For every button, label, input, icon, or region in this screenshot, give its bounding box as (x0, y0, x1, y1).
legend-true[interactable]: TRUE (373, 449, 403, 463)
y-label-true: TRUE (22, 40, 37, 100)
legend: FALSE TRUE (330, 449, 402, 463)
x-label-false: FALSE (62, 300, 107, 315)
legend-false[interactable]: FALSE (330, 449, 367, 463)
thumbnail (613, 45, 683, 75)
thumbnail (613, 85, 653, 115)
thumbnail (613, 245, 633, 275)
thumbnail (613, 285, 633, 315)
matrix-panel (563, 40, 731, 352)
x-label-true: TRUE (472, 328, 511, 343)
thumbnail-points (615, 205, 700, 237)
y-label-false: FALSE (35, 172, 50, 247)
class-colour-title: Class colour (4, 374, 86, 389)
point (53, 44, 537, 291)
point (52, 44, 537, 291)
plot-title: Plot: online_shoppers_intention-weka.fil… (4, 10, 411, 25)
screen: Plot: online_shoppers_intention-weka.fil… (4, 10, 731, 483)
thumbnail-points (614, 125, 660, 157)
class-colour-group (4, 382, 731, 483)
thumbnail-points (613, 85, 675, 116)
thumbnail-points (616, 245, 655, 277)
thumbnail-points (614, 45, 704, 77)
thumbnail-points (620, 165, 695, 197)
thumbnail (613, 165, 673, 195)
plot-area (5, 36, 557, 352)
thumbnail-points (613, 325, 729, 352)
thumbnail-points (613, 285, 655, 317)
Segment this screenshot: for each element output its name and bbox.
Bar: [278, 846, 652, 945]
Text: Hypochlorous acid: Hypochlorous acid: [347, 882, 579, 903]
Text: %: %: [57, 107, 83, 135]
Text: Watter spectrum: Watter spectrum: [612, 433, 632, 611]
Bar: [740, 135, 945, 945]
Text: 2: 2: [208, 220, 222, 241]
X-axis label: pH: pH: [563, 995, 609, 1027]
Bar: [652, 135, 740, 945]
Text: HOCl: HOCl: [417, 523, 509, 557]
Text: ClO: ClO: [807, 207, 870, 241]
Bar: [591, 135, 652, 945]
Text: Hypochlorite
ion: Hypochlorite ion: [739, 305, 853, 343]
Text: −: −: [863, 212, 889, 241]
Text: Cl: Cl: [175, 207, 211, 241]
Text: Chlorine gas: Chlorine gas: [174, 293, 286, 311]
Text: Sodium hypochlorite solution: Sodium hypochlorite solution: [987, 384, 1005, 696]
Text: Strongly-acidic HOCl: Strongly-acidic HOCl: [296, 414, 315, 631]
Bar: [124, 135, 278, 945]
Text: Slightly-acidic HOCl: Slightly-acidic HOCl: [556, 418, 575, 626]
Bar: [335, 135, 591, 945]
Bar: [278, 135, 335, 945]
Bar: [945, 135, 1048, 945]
--------------------------------
Rewrite the data from its first line through the line that contains "thumbnail (613, 45, 683, 75)", both included, swapping "screenshot" for "screen capture" and leaving everything else as it is.

## Output of the exercise
For every button, label, input, icon, or region in this screen capture, give its bounding box as (x0, y0, x1, y1).
legend-true[interactable]: TRUE (373, 449, 403, 463)
y-label-true: TRUE (22, 40, 37, 100)
legend: FALSE TRUE (330, 449, 402, 463)
x-label-false: FALSE (62, 300, 107, 315)
legend-false[interactable]: FALSE (330, 449, 367, 463)
thumbnail (613, 45, 683, 75)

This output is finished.